Your goal =
Set down the whole listing verbatim.

+ + + +

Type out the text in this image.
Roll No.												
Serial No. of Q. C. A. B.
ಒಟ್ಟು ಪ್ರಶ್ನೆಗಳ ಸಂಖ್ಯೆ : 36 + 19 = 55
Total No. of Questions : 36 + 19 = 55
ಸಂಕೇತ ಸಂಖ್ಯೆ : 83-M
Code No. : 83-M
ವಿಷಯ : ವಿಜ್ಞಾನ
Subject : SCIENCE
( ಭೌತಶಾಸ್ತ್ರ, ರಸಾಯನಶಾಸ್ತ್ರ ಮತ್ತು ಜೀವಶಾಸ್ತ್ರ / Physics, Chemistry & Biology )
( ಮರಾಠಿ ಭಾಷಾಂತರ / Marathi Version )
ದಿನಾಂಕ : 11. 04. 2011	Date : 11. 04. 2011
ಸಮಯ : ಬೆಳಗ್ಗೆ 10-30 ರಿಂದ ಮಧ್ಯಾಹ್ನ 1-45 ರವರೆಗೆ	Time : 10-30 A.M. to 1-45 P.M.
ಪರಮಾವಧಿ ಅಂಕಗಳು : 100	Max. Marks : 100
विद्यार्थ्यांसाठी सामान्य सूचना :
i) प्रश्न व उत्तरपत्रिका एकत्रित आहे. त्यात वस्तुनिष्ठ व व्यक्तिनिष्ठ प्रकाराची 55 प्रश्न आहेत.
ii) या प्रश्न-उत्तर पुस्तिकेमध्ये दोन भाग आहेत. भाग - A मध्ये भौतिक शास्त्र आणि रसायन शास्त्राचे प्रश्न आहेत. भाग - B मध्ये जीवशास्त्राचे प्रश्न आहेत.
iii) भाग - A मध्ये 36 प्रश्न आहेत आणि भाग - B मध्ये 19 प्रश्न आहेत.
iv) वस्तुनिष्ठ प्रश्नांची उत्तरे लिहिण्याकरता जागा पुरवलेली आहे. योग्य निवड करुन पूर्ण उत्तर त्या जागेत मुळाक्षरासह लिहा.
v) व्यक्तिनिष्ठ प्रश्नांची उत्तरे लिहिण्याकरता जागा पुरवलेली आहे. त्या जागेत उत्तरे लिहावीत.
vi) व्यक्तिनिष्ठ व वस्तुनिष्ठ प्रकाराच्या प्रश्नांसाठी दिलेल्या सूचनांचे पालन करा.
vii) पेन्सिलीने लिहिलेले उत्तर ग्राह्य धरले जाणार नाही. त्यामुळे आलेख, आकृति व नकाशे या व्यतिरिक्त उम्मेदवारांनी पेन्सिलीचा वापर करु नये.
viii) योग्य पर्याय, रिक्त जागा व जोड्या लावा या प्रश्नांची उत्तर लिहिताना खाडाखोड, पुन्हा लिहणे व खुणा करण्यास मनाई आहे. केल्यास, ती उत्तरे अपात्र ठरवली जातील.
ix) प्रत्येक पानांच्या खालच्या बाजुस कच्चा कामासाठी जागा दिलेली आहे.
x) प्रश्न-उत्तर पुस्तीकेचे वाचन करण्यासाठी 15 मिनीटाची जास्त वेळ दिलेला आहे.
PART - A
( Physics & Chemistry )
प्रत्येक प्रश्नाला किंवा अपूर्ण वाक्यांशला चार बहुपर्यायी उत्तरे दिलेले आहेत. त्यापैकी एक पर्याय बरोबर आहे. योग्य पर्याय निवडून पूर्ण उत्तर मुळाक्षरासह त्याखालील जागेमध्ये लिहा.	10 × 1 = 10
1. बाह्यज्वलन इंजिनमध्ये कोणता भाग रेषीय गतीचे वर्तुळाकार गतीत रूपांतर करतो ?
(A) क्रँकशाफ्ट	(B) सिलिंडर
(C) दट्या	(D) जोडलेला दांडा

+ + + +

The answer =
Type out the text in this image.
Roll No.												
Serial No. of Q. C. A. B.
ಒಟ್ಟು ಪ್ರಶ್ನೆಗಳ ಸಂಖ್ಯೆ : 36 + 19 = 55
Total No. of Questions : 36 + 19 = 55
ಸಂಕೇತ ಸಂಖ್ಯೆ : 83-M
Code No. : 83-M
ವಿಷಯ : ವಿಜ್ಞಾನ
Subject : SCIENCE
( ಭೌತಶಾಸ್ತ್ರ, ರಸಾಯನಶಾಸ್ತ್ರ ಮತ್ತು ಜೀವಶಾಸ್ತ್ರ / Physics, Chemistry & Biology )
( ಮರಾಠಿ ಭಾಷಾಂತರ / Marathi Version )
ದಿನಾಂಕ : 11. 04. 2011	Date : 11. 04. 2011
ಸಮಯ : ಬೆಳಗ್ಗೆ 10-30 ರಿಂದ ಮಧ್ಯಾಹ್ನ 1-45 ರವರೆಗೆ	Time : 10-30 A.M. to 1-45 P.M.
ಪರಮಾವಧಿ ಅಂಕಗಳು : 100	Max. Marks : 100
विद्यार्थ्यांसाठी सामान्य सूचना :
i) प्रश्न व उत्तरपत्रिका एकत्रित आहे. त्यात वस्तुनिष्ठ व व्यक्तिनिष्ठ प्रकाराची 55 प्रश्न आहेत.
ii) या प्रश्न-उत्तर पुस्तिकेमध्ये दोन भाग आहेत. भाग - A मध्ये भौतिक शास्त्र आणि रसायन शास्त्राचे प्रश्न आहेत. भाग - B मध्ये जीवशास्त्राचे प्रश्न आहेत.
iii) भाग - A मध्ये 36 प्रश्न आहेत आणि भाग - B मध्ये 19 प्रश्न आहेत.
iv) वस्तुनिष्ठ प्रश्नांची उत्तरे लिहिण्याकरता जागा पुरवलेली आहे. योग्य निवड करुन पूर्ण उत्तर त्या जागेत मुळाक्षरासह लिहा.
v) व्यक्तिनिष्ठ प्रश्नांची उत्तरे लिहिण्याकरता जागा पुरवलेली आहे. त्या जागेत उत्तरे लिहावीत.
vi) व्यक्तिनिष्ठ व वस्तुनिष्ठ प्रकाराच्या प्रश्नांसाठी दिलेल्या सूचनांचे पालन करा.
vii) पेन्सिलीने लिहिलेले उत्तर ग्राह्य धरले जाणार नाही. त्यामुळे आलेख, आकृति व नकाशे या व्यतिरिक्त उम्मेदवारांनी पेन्सिलीचा वापर करु नये.
viii) योग्य पर्याय, रिक्त जागा व जोड्या लावा या प्रश्नांची उत्तर लिहिताना खाडाखोड, पुन्हा लिहणे व खुणा करण्यास मनाई आहे. केल्यास, ती उत्तरे अपात्र ठरवली जातील.
ix) प्रत्येक पानांच्या खालच्या बाजुस कच्चा कामासाठी जागा दिलेली आहे.
x) प्रश्न-उत्तर पुस्तीकेचे वाचन करण्यासाठी 15 मिनीटाची जास्त वेळ दिलेला आहे.
PART - A
( Physics & Chemistry )
प्रत्येक प्रश्नाला किंवा अपूर्ण वाक्यांशला चार बहुपर्यायी उत्तरे दिलेले आहेत. त्यापैकी एक पर्याय बरोबर आहे. योग्य पर्याय निवडून पूर्ण उत्तर मुळाक्षरासह त्याखालील जागेमध्ये लिहा.	10 × 1 = 10
1. बाह्यज्वलन इंजिनमध्ये कोणता भाग रेषीय गतीचे वर्तुळाकार गतीत रूपांतर करतो ?
(A) क्रँकशाफ्ट	(B) सिलिंडर
(C) दट्या	(D) जोडलेला दांडा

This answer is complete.